● **PROBLEM DESCRIPTION**: Write out the data below in full, unchanged, minus the images.

+++

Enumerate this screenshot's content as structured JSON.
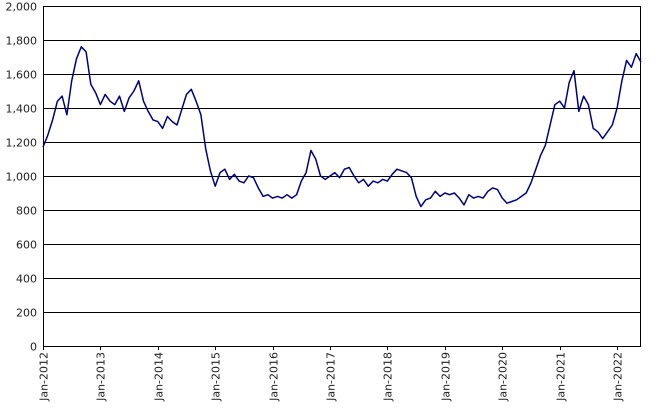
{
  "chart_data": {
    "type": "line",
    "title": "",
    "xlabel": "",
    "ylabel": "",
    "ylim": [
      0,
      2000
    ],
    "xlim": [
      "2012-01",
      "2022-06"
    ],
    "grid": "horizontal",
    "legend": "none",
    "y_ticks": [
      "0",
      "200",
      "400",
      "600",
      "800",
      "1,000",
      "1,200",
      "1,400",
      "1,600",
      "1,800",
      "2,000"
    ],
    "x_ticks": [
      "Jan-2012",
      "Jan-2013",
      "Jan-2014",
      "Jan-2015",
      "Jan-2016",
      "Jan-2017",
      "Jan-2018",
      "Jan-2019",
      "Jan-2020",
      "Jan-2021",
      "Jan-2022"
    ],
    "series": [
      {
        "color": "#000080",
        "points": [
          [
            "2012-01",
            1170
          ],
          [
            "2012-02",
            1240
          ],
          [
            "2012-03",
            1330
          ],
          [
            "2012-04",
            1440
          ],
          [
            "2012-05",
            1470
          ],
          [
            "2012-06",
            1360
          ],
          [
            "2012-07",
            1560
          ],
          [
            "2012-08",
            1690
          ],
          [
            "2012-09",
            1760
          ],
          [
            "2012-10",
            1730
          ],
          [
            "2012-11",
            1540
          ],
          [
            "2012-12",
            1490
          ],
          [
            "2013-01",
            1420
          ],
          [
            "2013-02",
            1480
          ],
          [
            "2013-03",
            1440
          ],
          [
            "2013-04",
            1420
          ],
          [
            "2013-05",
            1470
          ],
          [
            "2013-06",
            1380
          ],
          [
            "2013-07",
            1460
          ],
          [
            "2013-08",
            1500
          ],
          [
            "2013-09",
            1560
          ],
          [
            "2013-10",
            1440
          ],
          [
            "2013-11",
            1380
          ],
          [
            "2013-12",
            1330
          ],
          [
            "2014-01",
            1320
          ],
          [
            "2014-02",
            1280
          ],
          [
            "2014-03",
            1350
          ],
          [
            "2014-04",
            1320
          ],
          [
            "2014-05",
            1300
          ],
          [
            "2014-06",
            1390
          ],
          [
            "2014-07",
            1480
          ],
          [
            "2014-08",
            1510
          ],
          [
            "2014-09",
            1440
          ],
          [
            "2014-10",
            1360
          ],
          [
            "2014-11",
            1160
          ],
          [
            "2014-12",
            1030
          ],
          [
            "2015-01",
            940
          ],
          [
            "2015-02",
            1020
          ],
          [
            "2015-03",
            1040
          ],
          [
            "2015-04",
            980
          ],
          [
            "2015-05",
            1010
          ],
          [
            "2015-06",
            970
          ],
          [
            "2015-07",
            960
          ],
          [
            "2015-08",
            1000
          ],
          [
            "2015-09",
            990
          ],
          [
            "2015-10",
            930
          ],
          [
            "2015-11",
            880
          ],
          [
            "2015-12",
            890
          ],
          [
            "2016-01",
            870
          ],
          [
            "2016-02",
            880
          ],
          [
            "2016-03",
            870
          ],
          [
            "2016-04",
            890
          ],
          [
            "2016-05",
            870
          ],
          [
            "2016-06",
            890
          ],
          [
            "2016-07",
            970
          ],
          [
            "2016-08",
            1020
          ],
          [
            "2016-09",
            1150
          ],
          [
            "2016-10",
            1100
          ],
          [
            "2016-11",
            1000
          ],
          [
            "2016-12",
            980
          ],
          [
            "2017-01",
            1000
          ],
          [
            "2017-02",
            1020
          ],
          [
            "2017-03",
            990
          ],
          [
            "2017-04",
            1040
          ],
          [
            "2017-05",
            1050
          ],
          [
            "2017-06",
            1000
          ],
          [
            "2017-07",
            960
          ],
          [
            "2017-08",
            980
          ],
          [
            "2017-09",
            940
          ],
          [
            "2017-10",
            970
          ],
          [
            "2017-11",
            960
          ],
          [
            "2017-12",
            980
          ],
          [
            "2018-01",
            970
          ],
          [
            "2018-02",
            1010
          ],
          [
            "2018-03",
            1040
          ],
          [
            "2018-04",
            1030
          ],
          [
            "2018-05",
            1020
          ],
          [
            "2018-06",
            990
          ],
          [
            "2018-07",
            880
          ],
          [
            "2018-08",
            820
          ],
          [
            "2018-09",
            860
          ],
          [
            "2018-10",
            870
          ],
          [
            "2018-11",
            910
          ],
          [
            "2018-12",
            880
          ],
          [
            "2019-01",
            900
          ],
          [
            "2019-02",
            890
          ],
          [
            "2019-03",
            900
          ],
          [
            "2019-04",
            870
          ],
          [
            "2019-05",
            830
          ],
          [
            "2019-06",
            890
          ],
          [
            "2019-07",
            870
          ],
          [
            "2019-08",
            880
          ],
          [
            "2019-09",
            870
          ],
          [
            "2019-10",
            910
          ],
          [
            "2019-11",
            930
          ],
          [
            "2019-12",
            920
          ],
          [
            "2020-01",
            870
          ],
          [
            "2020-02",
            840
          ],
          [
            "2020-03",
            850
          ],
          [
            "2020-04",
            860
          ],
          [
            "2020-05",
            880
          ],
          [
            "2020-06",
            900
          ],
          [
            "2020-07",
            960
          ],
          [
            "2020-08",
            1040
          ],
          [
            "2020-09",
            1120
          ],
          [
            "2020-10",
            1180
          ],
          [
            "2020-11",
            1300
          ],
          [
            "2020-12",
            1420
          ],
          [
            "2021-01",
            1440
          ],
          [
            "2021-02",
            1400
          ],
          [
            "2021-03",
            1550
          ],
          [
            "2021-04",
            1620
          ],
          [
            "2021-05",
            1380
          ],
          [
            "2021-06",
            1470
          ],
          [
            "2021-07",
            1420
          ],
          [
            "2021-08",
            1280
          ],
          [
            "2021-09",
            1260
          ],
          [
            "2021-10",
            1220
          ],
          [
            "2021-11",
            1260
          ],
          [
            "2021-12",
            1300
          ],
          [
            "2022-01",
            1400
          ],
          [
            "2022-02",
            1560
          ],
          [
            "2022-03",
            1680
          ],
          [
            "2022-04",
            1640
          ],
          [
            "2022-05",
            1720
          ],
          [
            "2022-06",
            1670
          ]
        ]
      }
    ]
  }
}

+++

● **TASK RESULT**:
Enumerate this screenshot's content as structured JSON.
{
  "chart_data": {
    "type": "line",
    "title": "",
    "xlabel": "",
    "ylabel": "",
    "ylim": [
      0,
      2000
    ],
    "xlim": [
      "2012-01",
      "2022-06"
    ],
    "grid": "horizontal",
    "legend": "none",
    "y_ticks": [
      "0",
      "200",
      "400",
      "600",
      "800",
      "1,000",
      "1,200",
      "1,400",
      "1,600",
      "1,800",
      "2,000"
    ],
    "x_ticks": [
      "Jan-2012",
      "Jan-2013",
      "Jan-2014",
      "Jan-2015",
      "Jan-2016",
      "Jan-2017",
      "Jan-2018",
      "Jan-2019",
      "Jan-2020",
      "Jan-2021",
      "Jan-2022"
    ],
    "series": [
      {
        "color": "#000080",
        "points": [
          [
            "2012-01",
            1170
          ],
          [
            "2012-02",
            1240
          ],
          [
            "2012-03",
            1330
          ],
          [
            "2012-04",
            1440
          ],
          [
            "2012-05",
            1470
          ],
          [
            "2012-06",
            1360
          ],
          [
            "2012-07",
            1560
          ],
          [
            "2012-08",
            1690
          ],
          [
            "2012-09",
            1760
          ],
          [
            "2012-10",
            1730
          ],
          [
            "2012-11",
            1540
          ],
          [
            "2012-12",
            1490
          ],
          [
            "2013-01",
            1420
          ],
          [
            "2013-02",
            1480
          ],
          [
            "2013-03",
            1440
          ],
          [
            "2013-04",
            1420
          ],
          [
            "2013-05",
            1470
          ],
          [
            "2013-06",
            1380
          ],
          [
            "2013-07",
            1460
          ],
          [
            "2013-08",
            1500
          ],
          [
            "2013-09",
            1560
          ],
          [
            "2013-10",
            1440
          ],
          [
            "2013-11",
            1380
          ],
          [
            "2013-12",
            1330
          ],
          [
            "2014-01",
            1320
          ],
          [
            "2014-02",
            1280
          ],
          [
            "2014-03",
            1350
          ],
          [
            "2014-04",
            1320
          ],
          [
            "2014-05",
            1300
          ],
          [
            "2014-06",
            1390
          ],
          [
            "2014-07",
            1480
          ],
          [
            "2014-08",
            1510
          ],
          [
            "2014-09",
            1440
          ],
          [
            "2014-10",
            1360
          ],
          [
            "2014-11",
            1160
          ],
          [
            "2014-12",
            1030
          ],
          [
            "2015-01",
            940
          ],
          [
            "2015-02",
            1020
          ],
          [
            "2015-03",
            1040
          ],
          [
            "2015-04",
            980
          ],
          [
            "2015-05",
            1010
          ],
          [
            "2015-06",
            970
          ],
          [
            "2015-07",
            960
          ],
          [
            "2015-08",
            1000
          ],
          [
            "2015-09",
            990
          ],
          [
            "2015-10",
            930
          ],
          [
            "2015-11",
            880
          ],
          [
            "2015-12",
            890
          ],
          [
            "2016-01",
            870
          ],
          [
            "2016-02",
            880
          ],
          [
            "2016-03",
            870
          ],
          [
            "2016-04",
            890
          ],
          [
            "2016-05",
            870
          ],
          [
            "2016-06",
            890
          ],
          [
            "2016-07",
            970
          ],
          [
            "2016-08",
            1020
          ],
          [
            "2016-09",
            1150
          ],
          [
            "2016-10",
            1100
          ],
          [
            "2016-11",
            1000
          ],
          [
            "2016-12",
            980
          ],
          [
            "2017-01",
            1000
          ],
          [
            "2017-02",
            1020
          ],
          [
            "2017-03",
            990
          ],
          [
            "2017-04",
            1040
          ],
          [
            "2017-05",
            1050
          ],
          [
            "2017-06",
            1000
          ],
          [
            "2017-07",
            960
          ],
          [
            "2017-08",
            980
          ],
          [
            "2017-09",
            940
          ],
          [
            "2017-10",
            970
          ],
          [
            "2017-11",
            960
          ],
          [
            "2017-12",
            980
          ],
          [
            "2018-01",
            970
          ],
          [
            "2018-02",
            1010
          ],
          [
            "2018-03",
            1040
          ],
          [
            "2018-04",
            1030
          ],
          [
            "2018-05",
            1020
          ],
          [
            "2018-06",
            990
          ],
          [
            "2018-07",
            880
          ],
          [
            "2018-08",
            820
          ],
          [
            "2018-09",
            860
          ],
          [
            "2018-10",
            870
          ],
          [
            "2018-11",
            910
          ],
          [
            "2018-12",
            880
          ],
          [
            "2019-01",
            900
          ],
          [
            "2019-02",
            890
          ],
          [
            "2019-03",
            900
          ],
          [
            "2019-04",
            870
          ],
          [
            "2019-05",
            830
          ],
          [
            "2019-06",
            890
          ],
          [
            "2019-07",
            870
          ],
          [
            "2019-08",
            880
          ],
          [
            "2019-09",
            870
          ],
          [
            "2019-10",
            910
          ],
          [
            "2019-11",
            930
          ],
          [
            "2019-12",
            920
          ],
          [
            "2020-01",
            870
          ],
          [
            "2020-02",
            840
          ],
          [
            "2020-03",
            850
          ],
          [
            "2020-04",
            860
          ],
          [
            "2020-05",
            880
          ],
          [
            "2020-06",
            900
          ],
          [
            "2020-07",
            960
          ],
          [
            "2020-08",
            1040
          ],
          [
            "2020-09",
            1120
          ],
          [
            "2020-10",
            1180
          ],
          [
            "2020-11",
            1300
          ],
          [
            "2020-12",
            1420
          ],
          [
            "2021-01",
            1440
          ],
          [
            "2021-02",
            1400
          ],
          [
            "2021-03",
            1550
          ],
          [
            "2021-04",
            1620
          ],
          [
            "2021-05",
            1380
          ],
          [
            "2021-06",
            1470
          ],
          [
            "2021-07",
            1420
          ],
          [
            "2021-08",
            1280
          ],
          [
            "2021-09",
            1260
          ],
          [
            "2021-10",
            1220
          ],
          [
            "2021-11",
            1260
          ],
          [
            "2021-12",
            1300
          ],
          [
            "2022-01",
            1400
          ],
          [
            "2022-02",
            1560
          ],
          [
            "2022-03",
            1680
          ],
          [
            "2022-04",
            1640
          ],
          [
            "2022-05",
            1720
          ],
          [
            "2022-06",
            1670
          ]
        ]
      }
    ]
  }
}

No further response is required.